• _Exercise objective_
Copy each of the following lines word for word, keeping every character and the original order.

## begin Provided data

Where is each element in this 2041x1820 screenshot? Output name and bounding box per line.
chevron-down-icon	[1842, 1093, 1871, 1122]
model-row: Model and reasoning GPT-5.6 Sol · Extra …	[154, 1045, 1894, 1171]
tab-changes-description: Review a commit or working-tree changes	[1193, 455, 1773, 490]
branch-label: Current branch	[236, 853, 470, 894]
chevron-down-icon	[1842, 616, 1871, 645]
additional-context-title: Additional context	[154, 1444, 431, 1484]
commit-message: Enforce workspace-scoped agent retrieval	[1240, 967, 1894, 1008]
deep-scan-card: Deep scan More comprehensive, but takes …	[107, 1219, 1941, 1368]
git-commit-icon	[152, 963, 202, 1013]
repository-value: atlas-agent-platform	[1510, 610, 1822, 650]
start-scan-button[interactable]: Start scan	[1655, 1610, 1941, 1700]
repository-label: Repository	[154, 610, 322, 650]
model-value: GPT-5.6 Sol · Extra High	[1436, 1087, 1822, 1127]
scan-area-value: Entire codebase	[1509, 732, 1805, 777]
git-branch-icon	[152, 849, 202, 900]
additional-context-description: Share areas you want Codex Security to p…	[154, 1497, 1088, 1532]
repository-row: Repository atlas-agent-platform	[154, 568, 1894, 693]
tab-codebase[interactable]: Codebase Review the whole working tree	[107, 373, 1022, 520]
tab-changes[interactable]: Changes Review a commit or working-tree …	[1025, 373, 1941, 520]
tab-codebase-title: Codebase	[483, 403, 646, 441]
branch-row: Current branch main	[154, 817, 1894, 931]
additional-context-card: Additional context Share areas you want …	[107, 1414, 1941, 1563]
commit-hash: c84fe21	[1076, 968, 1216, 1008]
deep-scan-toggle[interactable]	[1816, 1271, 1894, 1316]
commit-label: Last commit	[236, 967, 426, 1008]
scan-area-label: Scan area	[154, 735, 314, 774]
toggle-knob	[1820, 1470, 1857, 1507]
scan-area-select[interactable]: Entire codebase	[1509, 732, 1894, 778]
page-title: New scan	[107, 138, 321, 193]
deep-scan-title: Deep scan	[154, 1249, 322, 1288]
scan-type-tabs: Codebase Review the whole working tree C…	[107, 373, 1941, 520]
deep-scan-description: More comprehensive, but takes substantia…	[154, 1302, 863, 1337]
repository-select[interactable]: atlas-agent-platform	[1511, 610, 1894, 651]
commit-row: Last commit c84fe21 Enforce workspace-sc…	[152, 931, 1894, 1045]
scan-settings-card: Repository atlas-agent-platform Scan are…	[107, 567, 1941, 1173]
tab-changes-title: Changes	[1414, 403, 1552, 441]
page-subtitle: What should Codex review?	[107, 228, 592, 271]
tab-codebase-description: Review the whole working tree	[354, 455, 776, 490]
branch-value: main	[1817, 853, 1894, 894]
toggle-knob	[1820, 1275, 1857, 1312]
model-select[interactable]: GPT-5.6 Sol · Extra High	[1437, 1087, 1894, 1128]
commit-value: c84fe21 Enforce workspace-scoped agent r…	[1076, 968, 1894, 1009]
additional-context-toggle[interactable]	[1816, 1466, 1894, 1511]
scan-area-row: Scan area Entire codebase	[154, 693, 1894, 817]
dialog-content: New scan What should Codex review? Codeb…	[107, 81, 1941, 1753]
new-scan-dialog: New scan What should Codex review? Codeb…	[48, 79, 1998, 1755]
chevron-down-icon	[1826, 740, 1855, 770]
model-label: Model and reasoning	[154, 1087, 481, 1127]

## end Provided data

• _Task output_
Where is each element in this 2041x1820 screenshot? Output name and bounding box per line.
chevron-down-icon	[1842, 1093, 1871, 1122]
model-row: Model and reasoning GPT-5.6 Sol · Extra …	[154, 1045, 1894, 1171]
tab-changes-description: Review a commit or working-tree changes	[1193, 455, 1773, 490]
branch-label: Current branch	[236, 853, 470, 894]
chevron-down-icon	[1842, 616, 1871, 645]
additional-context-title: Additional context	[154, 1444, 431, 1484]
commit-message: Enforce workspace-scoped agent retrieval	[1240, 967, 1894, 1008]
deep-scan-card: Deep scan More comprehensive, but takes …	[107, 1219, 1941, 1368]
git-commit-icon	[152, 963, 202, 1013]
repository-value: atlas-agent-platform	[1510, 610, 1822, 650]
start-scan-button[interactable]: Start scan	[1655, 1610, 1941, 1700]
repository-label: Repository	[154, 610, 322, 650]
model-value: GPT-5.6 Sol · Extra High	[1436, 1087, 1822, 1127]
scan-area-value: Entire codebase	[1509, 732, 1805, 777]
git-branch-icon	[152, 849, 202, 900]
additional-context-description: Share areas you want Codex Security to p…	[154, 1497, 1088, 1532]
repository-row: Repository atlas-agent-platform	[154, 568, 1894, 693]
tab-codebase[interactable]: Codebase Review the whole working tree	[107, 373, 1022, 520]
tab-changes[interactable]: Changes Review a commit or working-tree …	[1025, 373, 1941, 520]
tab-codebase-title: Codebase	[483, 403, 646, 441]
branch-row: Current branch main	[154, 817, 1894, 931]
additional-context-card: Additional context Share areas you want …	[107, 1414, 1941, 1563]
commit-hash: c84fe21	[1076, 968, 1216, 1008]
deep-scan-toggle[interactable]	[1816, 1271, 1894, 1316]
commit-label: Last commit	[236, 967, 426, 1008]
scan-area-label: Scan area	[154, 735, 314, 774]
toggle-knob	[1820, 1470, 1857, 1507]
scan-area-select[interactable]: Entire codebase	[1509, 732, 1894, 778]
page-title: New scan	[107, 138, 321, 193]
deep-scan-title: Deep scan	[154, 1249, 322, 1288]
scan-type-tabs: Codebase Review the whole working tree C…	[107, 373, 1941, 520]
deep-scan-description: More comprehensive, but takes substantia…	[154, 1302, 863, 1337]
repository-select[interactable]: atlas-agent-platform	[1511, 610, 1894, 651]
commit-row: Last commit c84fe21 Enforce workspace-sc…	[152, 931, 1894, 1045]
scan-settings-card: Repository atlas-agent-platform Scan are…	[107, 567, 1941, 1173]
tab-changes-title: Changes	[1414, 403, 1552, 441]
page-subtitle: What should Codex review?	[107, 228, 592, 271]
tab-codebase-description: Review the whole working tree	[354, 455, 776, 490]
branch-value: main	[1817, 853, 1894, 894]
toggle-knob	[1820, 1275, 1857, 1312]
model-select[interactable]: GPT-5.6 Sol · Extra High	[1437, 1087, 1894, 1128]
commit-value: c84fe21 Enforce workspace-scoped agent r…	[1076, 968, 1894, 1009]
additional-context-toggle[interactable]	[1816, 1466, 1894, 1511]
scan-area-row: Scan area Entire codebase	[154, 693, 1894, 817]
dialog-content: New scan What should Codex review? Codeb…	[107, 81, 1941, 1753]
new-scan-dialog: New scan What should Codex review? Codeb…	[48, 79, 1998, 1755]
chevron-down-icon	[1826, 740, 1855, 770]
model-label: Model and reasoning	[154, 1087, 481, 1127]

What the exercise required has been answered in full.